┌────────

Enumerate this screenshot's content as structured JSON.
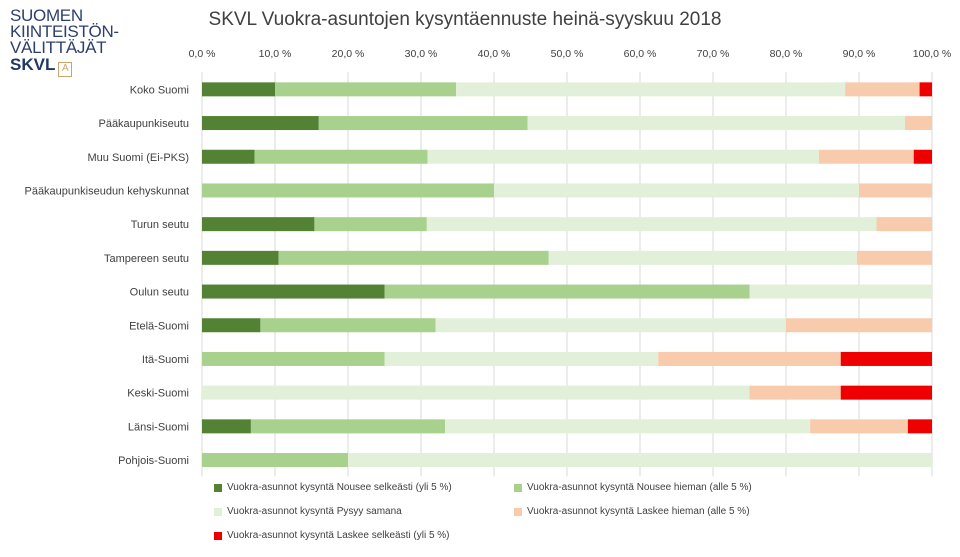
{
  "logo": {
    "line1": "SUOMEN",
    "line2": "KIINTEISTÖN-",
    "line3": "VÄLITTÄJÄT",
    "brand": "SKVL",
    "mark_letter": "A"
  },
  "chart_data": {
    "type": "bar",
    "orientation": "horizontal",
    "stacked": "percent",
    "title": "SKVL Vuokra-asuntojen kysyntäennuste heinä-syyskuu 2018",
    "xlim": [
      0,
      100
    ],
    "x_ticks": [
      "0,0 %",
      "10,0 %",
      "20,0 %",
      "30,0 %",
      "40,0 %",
      "50,0 %",
      "60,0 %",
      "70,0 %",
      "80,0 %",
      "90,0 %",
      "100,0 %"
    ],
    "x_axis_position": "top",
    "grid": true,
    "legend_position": "bottom",
    "categories": [
      "Koko Suomi",
      "Pääkaupunkiseutu",
      "Muu Suomi (Ei-PKS)",
      "Pääkaupunkiseudun kehyskunnat",
      "Turun seutu",
      "Tampereen seutu",
      "Oulun seutu",
      "Etelä-Suomi",
      "Itä-Suomi",
      "Keski-Suomi",
      "Länsi-Suomi",
      "Pohjois-Suomi"
    ],
    "series": [
      {
        "name": "Vuokra-asunnot kysyntä Nousee selkeästi (yli 5 %)",
        "color": "#548235",
        "values": [
          10.0,
          16.0,
          7.2,
          0,
          15.4,
          10.5,
          25.0,
          8.0,
          0,
          0,
          6.7,
          0
        ]
      },
      {
        "name": "Vuokra-asunnot kysyntä Nousee hieman (alle 5 %)",
        "color": "#a9d18e",
        "values": [
          24.8,
          28.6,
          23.7,
          40.0,
          15.4,
          37.0,
          50.0,
          24.0,
          25.0,
          0,
          26.6,
          20.0
        ]
      },
      {
        "name": "Vuokra-asunnot kysyntä Pysyy samana",
        "color": "#e2f0d9",
        "values": [
          53.3,
          51.7,
          53.6,
          50.0,
          61.6,
          42.2,
          25.0,
          48.0,
          37.5,
          75.0,
          50.0,
          80.0
        ]
      },
      {
        "name": "Vuokra-asunnot kysyntä Laskee hieman (alle 5 %)",
        "color": "#f8cbad",
        "values": [
          10.2,
          3.7,
          13.0,
          10.0,
          7.6,
          10.3,
          0,
          20.0,
          25.0,
          12.5,
          13.4,
          0
        ]
      },
      {
        "name": "Vuokra-asunnot kysyntä Laskee selkeästi (yli 5 %)",
        "color": "#ee0000",
        "values": [
          1.7,
          0,
          2.5,
          0,
          0,
          0,
          0,
          0,
          12.5,
          12.5,
          3.3,
          0
        ]
      }
    ]
  }
}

└────────

> [Exercise objective]
Show every line from the listing above in which the string "Nousee" appears.

> [The result]
        "name": "Vuokra-asunnot kysyntä Nousee selkeästi (yli 5 %)",
        "name": "Vuokra-asunnot kysyntä Nousee hieman (alle 5 %)",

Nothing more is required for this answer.